Check each line for the string "Energy", then give only how many lines have it.

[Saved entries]
------------------------------------------------

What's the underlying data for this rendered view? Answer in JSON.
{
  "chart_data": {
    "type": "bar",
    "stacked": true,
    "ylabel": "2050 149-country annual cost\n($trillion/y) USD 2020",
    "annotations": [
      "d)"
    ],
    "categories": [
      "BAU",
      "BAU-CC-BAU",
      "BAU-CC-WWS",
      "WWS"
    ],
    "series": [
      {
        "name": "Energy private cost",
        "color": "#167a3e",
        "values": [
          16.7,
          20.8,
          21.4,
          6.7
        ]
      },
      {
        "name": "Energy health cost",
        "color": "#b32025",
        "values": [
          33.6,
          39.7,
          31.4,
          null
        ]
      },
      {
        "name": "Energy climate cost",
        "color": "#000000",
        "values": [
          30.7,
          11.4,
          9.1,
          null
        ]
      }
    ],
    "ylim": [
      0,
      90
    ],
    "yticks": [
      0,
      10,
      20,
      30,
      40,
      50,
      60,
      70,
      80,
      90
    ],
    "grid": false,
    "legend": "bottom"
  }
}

------------------------------------------------

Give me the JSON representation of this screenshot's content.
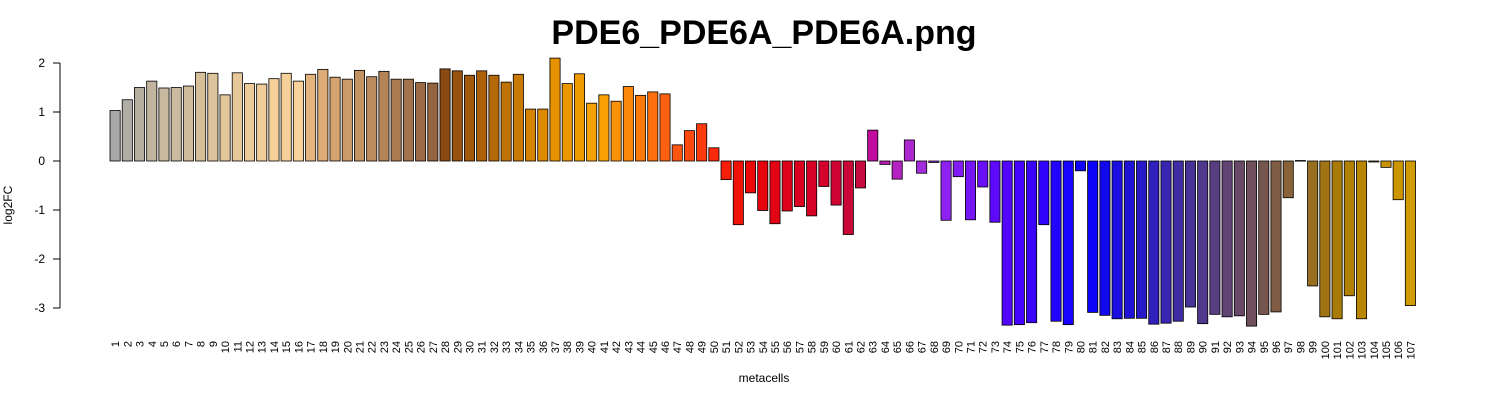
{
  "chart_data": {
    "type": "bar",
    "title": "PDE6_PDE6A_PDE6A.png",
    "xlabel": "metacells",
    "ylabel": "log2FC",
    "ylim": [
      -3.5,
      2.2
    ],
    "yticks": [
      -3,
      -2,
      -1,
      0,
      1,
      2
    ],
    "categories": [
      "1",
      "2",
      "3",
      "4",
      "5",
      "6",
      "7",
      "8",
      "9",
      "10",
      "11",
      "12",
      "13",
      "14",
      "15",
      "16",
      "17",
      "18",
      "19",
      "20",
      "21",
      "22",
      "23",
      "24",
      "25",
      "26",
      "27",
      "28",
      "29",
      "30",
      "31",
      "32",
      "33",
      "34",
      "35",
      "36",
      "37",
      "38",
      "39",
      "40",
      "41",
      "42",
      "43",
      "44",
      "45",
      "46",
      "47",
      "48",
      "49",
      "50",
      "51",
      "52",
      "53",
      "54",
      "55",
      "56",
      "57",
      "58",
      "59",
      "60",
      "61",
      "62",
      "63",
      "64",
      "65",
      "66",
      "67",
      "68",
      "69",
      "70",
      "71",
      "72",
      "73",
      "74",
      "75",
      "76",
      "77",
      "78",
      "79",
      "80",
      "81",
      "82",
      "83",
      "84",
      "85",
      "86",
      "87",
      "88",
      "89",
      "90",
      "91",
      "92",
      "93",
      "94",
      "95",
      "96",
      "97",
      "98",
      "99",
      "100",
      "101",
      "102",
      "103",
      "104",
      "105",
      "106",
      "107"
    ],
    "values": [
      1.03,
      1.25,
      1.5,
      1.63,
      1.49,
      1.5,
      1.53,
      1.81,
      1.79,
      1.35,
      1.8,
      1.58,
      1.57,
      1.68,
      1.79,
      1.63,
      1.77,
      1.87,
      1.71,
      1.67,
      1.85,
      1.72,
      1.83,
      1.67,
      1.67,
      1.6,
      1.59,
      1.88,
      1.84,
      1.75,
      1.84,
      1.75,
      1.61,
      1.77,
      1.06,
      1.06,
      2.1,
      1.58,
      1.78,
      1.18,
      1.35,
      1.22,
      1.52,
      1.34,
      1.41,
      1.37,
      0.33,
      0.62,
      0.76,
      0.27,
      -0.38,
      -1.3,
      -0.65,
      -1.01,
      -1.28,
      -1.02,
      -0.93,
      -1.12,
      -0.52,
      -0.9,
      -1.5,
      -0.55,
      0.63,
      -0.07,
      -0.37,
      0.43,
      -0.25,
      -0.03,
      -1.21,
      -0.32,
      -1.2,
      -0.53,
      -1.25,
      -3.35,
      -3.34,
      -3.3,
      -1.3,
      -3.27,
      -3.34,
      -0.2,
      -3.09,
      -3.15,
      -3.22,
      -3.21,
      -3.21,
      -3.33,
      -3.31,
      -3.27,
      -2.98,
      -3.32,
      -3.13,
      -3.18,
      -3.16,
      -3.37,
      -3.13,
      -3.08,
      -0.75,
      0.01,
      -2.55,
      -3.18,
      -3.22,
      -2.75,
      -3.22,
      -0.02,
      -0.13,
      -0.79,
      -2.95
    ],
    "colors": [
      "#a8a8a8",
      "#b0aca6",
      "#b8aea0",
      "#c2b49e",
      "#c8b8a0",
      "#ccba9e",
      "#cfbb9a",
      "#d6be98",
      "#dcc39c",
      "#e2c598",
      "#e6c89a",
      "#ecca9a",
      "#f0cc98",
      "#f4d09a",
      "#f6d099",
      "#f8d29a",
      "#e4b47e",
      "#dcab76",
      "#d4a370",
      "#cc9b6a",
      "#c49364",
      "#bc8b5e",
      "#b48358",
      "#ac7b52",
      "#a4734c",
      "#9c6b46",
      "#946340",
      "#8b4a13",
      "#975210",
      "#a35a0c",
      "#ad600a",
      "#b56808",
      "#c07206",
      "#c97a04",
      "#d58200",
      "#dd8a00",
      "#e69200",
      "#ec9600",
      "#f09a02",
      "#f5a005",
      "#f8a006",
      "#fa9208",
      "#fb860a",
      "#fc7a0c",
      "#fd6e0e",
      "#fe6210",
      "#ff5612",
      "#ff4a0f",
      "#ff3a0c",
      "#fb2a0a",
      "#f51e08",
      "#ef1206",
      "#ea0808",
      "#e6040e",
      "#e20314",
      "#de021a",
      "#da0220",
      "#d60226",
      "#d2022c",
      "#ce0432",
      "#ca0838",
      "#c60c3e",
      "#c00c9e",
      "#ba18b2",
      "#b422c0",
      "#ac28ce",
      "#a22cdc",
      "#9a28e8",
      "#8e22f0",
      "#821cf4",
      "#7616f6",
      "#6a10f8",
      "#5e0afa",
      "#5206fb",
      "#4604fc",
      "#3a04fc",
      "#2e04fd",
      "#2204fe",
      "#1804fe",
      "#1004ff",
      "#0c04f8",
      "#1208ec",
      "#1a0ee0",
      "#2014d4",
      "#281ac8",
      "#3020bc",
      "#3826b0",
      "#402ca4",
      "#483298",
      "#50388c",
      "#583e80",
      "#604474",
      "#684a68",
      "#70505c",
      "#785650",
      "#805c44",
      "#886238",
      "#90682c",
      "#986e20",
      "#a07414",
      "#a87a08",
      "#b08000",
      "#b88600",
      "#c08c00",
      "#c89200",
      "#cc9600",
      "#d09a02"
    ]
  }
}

------------------------------------------------

Solution |
3